STATED GOAL » Copy every line of the records below that holds the word "Segal".

== RECORDS FOR THE TASK

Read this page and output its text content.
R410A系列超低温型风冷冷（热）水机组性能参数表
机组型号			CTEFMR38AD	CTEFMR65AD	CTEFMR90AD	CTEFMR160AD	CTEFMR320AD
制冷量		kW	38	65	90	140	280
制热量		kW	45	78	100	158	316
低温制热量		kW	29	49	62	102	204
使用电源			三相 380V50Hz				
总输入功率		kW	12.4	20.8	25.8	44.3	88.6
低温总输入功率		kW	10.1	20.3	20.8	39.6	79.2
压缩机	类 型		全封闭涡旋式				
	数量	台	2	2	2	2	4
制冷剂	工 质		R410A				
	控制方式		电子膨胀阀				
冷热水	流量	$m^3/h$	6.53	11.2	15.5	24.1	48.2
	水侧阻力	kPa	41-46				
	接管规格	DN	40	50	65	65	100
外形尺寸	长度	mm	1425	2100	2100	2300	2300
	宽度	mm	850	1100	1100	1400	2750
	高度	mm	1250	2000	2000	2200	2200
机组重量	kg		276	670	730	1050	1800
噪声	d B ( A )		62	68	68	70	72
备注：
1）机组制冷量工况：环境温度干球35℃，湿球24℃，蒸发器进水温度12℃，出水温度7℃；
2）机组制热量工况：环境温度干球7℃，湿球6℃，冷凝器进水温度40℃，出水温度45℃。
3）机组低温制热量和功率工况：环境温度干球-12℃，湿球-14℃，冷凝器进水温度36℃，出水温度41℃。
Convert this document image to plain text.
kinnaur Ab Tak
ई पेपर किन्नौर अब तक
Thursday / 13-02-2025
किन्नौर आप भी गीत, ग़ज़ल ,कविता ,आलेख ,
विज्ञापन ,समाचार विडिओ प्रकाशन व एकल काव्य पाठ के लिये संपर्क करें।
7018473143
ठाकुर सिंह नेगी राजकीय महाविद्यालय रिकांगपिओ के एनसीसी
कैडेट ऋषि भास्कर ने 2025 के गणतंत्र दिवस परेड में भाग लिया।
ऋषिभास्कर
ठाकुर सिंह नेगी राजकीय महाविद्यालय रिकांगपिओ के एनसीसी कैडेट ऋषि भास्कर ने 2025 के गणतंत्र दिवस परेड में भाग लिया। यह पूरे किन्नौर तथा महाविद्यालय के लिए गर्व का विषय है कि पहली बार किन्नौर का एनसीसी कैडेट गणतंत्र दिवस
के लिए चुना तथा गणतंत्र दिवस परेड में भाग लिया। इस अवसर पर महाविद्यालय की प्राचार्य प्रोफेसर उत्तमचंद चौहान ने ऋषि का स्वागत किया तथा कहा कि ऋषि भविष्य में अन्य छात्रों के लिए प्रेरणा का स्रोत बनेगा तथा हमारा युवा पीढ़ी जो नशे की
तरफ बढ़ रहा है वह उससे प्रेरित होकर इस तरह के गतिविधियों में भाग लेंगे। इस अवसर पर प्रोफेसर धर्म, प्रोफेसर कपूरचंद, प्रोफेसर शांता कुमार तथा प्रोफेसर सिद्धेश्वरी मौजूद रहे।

====
== RECORDS FOR THE TASK

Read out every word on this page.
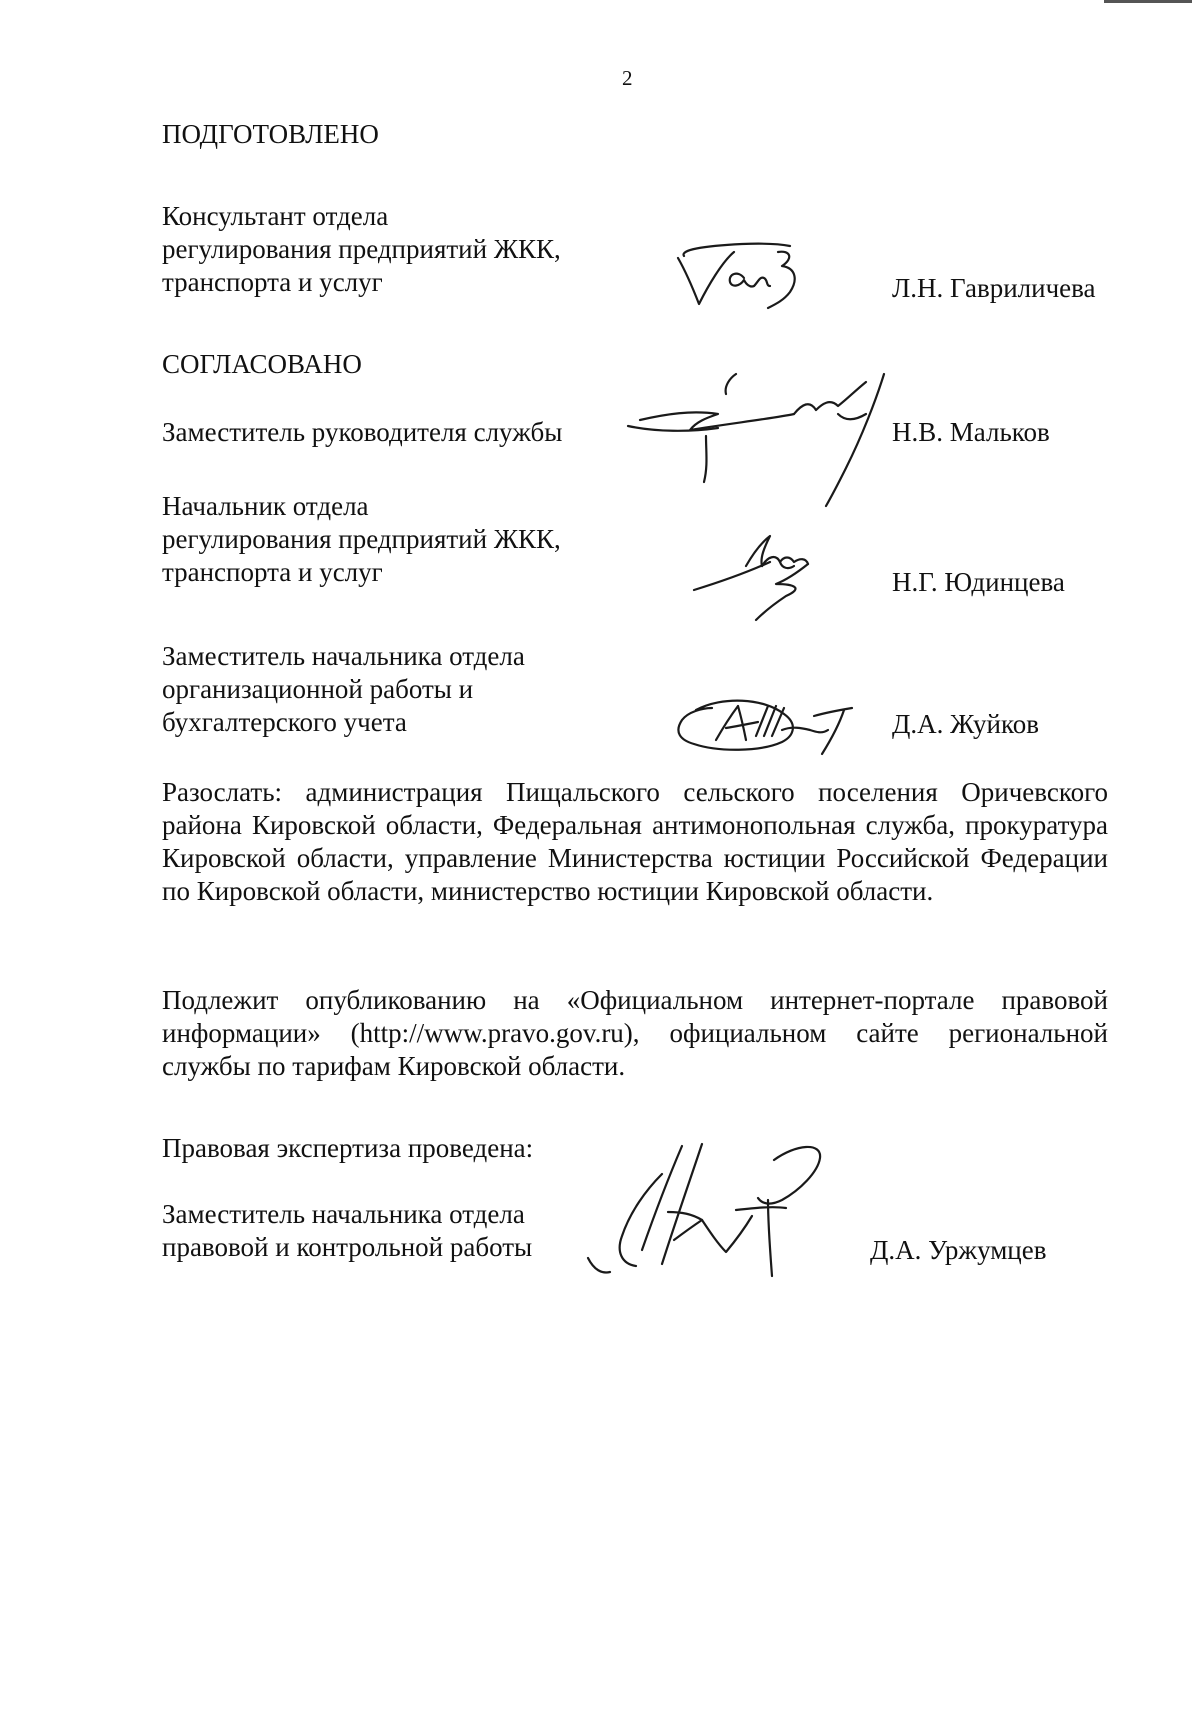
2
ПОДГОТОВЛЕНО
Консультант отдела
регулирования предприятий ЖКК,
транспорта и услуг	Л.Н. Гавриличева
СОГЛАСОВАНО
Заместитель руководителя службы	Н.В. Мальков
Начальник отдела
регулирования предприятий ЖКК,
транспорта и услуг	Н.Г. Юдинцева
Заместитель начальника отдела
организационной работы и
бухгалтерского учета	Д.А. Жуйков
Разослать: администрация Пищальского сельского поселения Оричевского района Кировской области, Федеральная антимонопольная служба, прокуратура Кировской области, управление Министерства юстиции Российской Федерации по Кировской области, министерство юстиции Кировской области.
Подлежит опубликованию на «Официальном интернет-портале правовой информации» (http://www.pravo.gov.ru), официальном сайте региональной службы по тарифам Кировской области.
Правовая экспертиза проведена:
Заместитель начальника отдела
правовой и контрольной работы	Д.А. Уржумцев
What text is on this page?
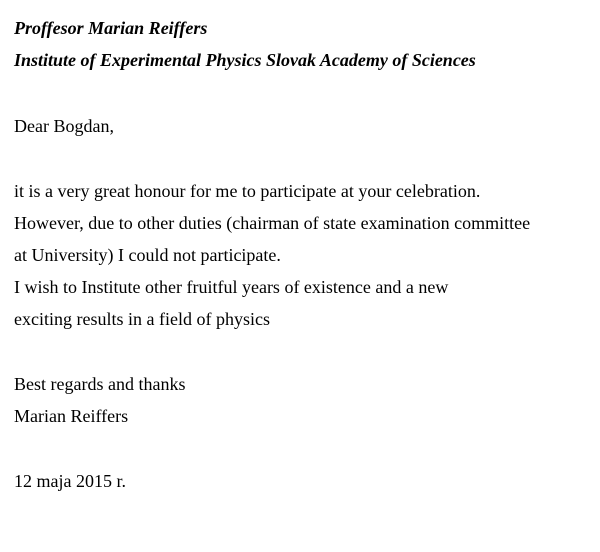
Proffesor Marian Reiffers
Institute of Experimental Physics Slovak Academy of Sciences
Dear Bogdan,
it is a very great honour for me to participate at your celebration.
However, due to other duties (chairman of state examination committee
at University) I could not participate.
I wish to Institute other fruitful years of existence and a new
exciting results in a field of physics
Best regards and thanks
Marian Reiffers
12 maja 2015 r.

====
== RECORDS FOR THE TASK

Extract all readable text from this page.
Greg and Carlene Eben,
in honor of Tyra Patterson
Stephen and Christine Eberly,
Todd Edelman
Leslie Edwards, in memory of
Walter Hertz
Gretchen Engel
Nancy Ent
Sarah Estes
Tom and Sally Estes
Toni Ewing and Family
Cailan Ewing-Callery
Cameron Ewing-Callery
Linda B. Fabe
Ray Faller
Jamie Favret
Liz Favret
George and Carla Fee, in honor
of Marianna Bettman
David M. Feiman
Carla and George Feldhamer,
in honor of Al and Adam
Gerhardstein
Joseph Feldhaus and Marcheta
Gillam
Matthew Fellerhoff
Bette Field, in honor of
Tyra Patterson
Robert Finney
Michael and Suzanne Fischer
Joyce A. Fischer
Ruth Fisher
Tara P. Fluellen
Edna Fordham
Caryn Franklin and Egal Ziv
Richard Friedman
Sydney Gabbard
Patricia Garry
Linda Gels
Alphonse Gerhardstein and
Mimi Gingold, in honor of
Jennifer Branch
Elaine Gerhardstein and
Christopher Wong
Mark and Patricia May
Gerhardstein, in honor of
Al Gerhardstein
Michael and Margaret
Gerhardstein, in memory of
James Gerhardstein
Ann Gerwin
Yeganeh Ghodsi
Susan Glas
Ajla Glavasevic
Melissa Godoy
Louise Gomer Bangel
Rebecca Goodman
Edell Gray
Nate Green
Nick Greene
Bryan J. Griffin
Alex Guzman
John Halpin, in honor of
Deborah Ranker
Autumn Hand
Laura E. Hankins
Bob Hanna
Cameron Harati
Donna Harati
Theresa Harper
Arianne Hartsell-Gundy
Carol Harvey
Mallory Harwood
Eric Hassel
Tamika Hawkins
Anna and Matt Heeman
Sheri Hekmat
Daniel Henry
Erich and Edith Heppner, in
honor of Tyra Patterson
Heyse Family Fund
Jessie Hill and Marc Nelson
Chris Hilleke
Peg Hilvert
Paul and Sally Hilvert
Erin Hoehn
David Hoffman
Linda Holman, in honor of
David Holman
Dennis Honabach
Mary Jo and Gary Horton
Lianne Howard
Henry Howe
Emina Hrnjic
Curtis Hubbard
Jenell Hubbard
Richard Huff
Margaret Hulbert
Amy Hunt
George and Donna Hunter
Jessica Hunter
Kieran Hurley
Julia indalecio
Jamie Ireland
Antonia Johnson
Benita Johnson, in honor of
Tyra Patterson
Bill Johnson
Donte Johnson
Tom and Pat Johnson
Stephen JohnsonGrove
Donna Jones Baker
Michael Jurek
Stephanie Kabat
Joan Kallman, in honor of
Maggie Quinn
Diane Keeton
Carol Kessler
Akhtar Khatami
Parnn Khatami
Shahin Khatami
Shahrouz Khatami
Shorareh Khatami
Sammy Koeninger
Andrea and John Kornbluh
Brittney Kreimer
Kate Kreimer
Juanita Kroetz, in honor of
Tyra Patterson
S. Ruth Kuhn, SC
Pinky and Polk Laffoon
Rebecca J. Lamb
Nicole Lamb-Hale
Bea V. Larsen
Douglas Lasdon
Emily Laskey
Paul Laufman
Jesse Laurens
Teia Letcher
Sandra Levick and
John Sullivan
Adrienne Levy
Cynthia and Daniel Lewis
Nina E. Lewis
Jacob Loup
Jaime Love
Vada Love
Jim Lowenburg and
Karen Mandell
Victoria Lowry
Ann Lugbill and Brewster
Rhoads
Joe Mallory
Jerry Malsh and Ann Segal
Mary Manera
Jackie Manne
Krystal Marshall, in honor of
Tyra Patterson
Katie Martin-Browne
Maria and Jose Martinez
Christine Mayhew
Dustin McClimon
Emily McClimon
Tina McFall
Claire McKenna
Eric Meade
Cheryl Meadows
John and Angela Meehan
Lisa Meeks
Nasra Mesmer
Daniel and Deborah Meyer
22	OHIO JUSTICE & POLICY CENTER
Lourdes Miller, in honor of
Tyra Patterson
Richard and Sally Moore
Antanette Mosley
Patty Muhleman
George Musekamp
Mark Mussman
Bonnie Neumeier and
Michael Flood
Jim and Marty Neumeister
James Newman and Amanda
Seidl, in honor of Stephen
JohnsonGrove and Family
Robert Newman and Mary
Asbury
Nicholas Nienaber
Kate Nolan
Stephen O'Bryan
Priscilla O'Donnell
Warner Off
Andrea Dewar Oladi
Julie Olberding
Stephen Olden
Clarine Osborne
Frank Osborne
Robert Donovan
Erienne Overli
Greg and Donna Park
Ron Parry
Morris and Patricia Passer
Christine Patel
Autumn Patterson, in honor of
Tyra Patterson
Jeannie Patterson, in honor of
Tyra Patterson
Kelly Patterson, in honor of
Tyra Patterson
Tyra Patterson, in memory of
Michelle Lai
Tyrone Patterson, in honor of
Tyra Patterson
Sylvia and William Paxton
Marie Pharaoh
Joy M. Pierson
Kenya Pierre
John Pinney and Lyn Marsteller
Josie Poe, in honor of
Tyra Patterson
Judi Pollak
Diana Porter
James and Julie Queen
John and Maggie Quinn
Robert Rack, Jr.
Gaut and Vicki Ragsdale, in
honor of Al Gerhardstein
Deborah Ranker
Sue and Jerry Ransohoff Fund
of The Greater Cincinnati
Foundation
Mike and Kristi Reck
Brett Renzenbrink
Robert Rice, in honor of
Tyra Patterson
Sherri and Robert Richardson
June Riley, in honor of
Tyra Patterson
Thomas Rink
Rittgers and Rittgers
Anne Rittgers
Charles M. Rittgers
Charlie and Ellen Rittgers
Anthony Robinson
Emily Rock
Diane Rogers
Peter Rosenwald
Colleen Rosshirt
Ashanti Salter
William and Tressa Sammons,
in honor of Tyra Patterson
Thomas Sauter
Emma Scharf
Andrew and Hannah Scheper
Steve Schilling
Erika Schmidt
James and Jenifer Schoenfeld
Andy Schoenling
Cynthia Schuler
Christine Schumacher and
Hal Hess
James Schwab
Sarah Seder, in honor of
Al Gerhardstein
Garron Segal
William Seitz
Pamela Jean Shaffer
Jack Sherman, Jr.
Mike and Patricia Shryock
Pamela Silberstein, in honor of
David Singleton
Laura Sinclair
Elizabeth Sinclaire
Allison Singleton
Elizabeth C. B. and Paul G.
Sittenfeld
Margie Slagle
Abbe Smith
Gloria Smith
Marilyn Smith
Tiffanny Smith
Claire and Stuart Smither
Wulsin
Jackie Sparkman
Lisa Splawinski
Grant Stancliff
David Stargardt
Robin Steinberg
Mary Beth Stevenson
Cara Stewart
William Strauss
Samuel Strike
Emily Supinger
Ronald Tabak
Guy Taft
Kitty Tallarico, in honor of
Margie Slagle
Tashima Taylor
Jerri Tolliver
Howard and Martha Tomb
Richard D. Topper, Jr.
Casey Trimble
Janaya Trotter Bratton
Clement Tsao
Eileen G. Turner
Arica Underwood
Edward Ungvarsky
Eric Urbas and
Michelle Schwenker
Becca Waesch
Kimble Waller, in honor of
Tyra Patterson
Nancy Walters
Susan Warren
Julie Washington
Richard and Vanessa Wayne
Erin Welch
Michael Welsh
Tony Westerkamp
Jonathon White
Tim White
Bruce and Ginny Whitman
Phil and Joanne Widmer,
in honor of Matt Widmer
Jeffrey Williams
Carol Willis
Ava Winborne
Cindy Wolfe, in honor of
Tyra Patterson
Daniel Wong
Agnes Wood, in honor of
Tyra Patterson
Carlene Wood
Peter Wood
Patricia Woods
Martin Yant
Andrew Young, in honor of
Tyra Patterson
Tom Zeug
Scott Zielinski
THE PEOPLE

====

SOLVED EXERCISE »
Jerry Malsh and Ann Segal
Garron Segal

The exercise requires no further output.